--- ENTRIES SHOWN ---

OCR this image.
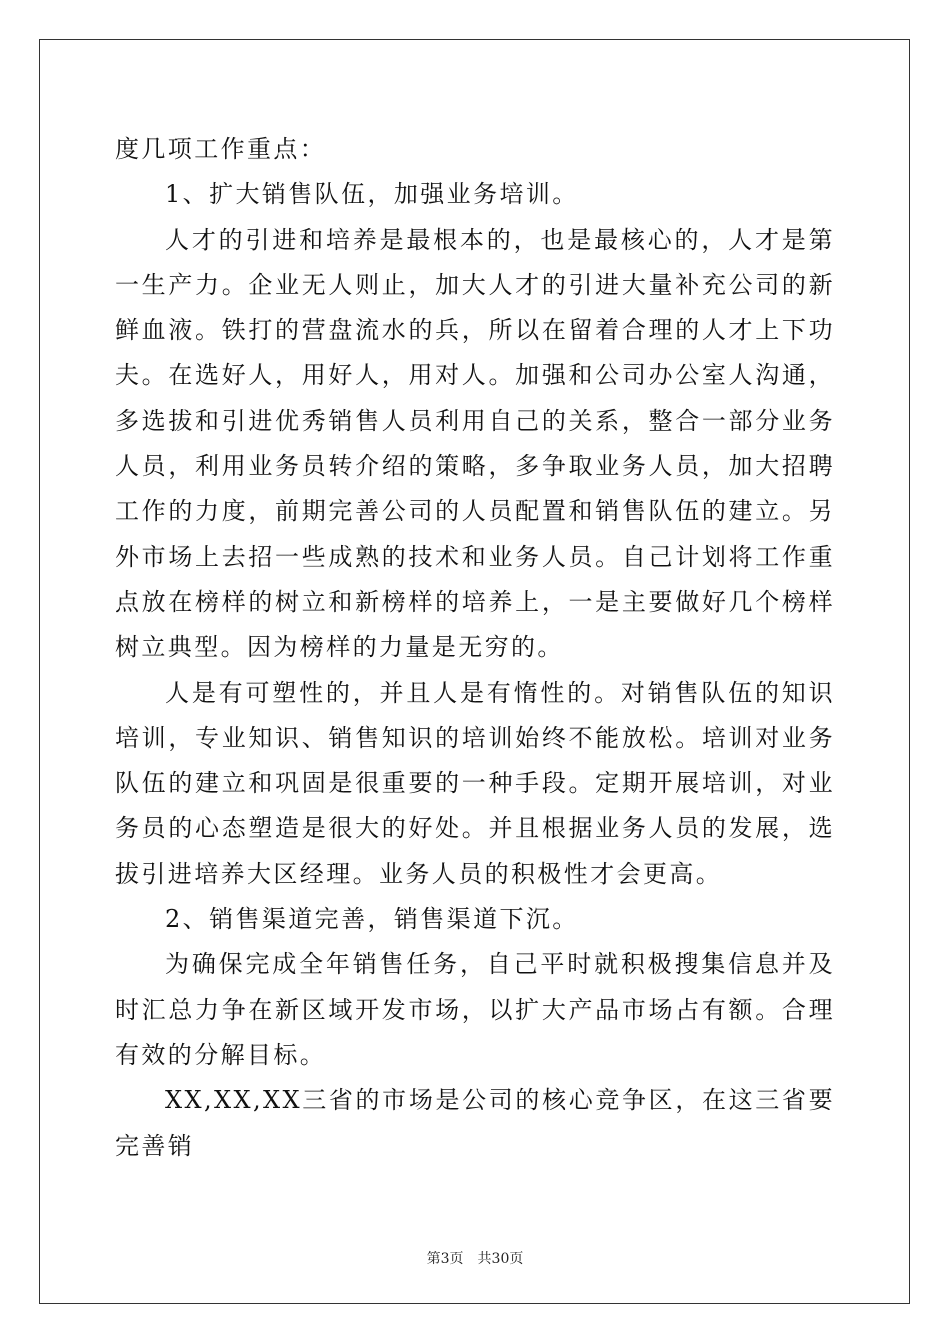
度几项工作重点：

1、扩大销售队伍，加强业务培训。

人才的引进和培养是最根本的，也是最核心的，人才是第一生产力。企业无人则止，加大人才的引进大量补充公司的新鲜血液。铁打的营盘流水的兵，所以在留着合理的人才上下功夫。在选好人，用好人，用对人。加强和公司办公室人沟通，多选拔和引进优秀销售人员利用自己的关系，整合一部分业务人员，利用业务员转介绍的策略，多争取业务人员，加大招聘工作的力度，前期完善公司的人员配置和销售队伍的建立。另外市场上去招一些成熟的技术和业务人员。自己计划将工作重点放在榜样的树立和新榜样的培养上，一是主要做好几个榜样树立典型。因为榜样的力量是无穷的。

人是有可塑性的，并且人是有惰性的。对销售队伍的知识培训，专业知识、销售知识的培训始终不能放松。培训对业务队伍的建立和巩固是很重要的一种手段。定期开展培训，对业务员的心态塑造是很大的好处。并且根据业务人员的发展，选拔引进培养大区经理。业务人员的积极性才会更高。

2、销售渠道完善，销售渠道下沉。

为确保完成全年销售任务，自己平时就积极搜集信息并及时汇总力争在新区域开发市场，以扩大产品市场占有额。合理有效的分解目标。

XX,XX,XX三省的市场是公司的核心竞争区，在这三省要完善销

第3页　共30页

---

WHAT YOU HAVE TO DO:
Pictures in the records above are left out; print everything else exactly as written.

TASK ANSWER:
OCR this image.
度几项工作重点：

1、扩大销售队伍，加强业务培训。

人才的引进和培养是最根本的，也是最核心的，人才是第一生产力。企业无人则止，加大人才的引进大量补充公司的新鲜血液。铁打的营盘流水的兵，所以在留着合理的人才上下功夫。在选好人，用好人，用对人。加强和公司办公室人沟通，多选拔和引进优秀销售人员利用自己的关系，整合一部分业务人员，利用业务员转介绍的策略，多争取业务人员，加大招聘工作的力度，前期完善公司的人员配置和销售队伍的建立。另外市场上去招一些成熟的技术和业务人员。自己计划将工作重点放在榜样的树立和新榜样的培养上，一是主要做好几个榜样树立典型。因为榜样的力量是无穷的。

人是有可塑性的，并且人是有惰性的。对销售队伍的知识培训，专业知识、销售知识的培训始终不能放松。培训对业务队伍的建立和巩固是很重要的一种手段。定期开展培训，对业务员的心态塑造是很大的好处。并且根据业务人员的发展，选拔引进培养大区经理。业务人员的积极性才会更高。

2、销售渠道完善，销售渠道下沉。

为确保完成全年销售任务，自己平时就积极搜集信息并及时汇总力争在新区域开发市场，以扩大产品市场占有额。合理有效的分解目标。

XX,XX,XX三省的市场是公司的核心竞争区，在这三省要完善销

第3页　共30页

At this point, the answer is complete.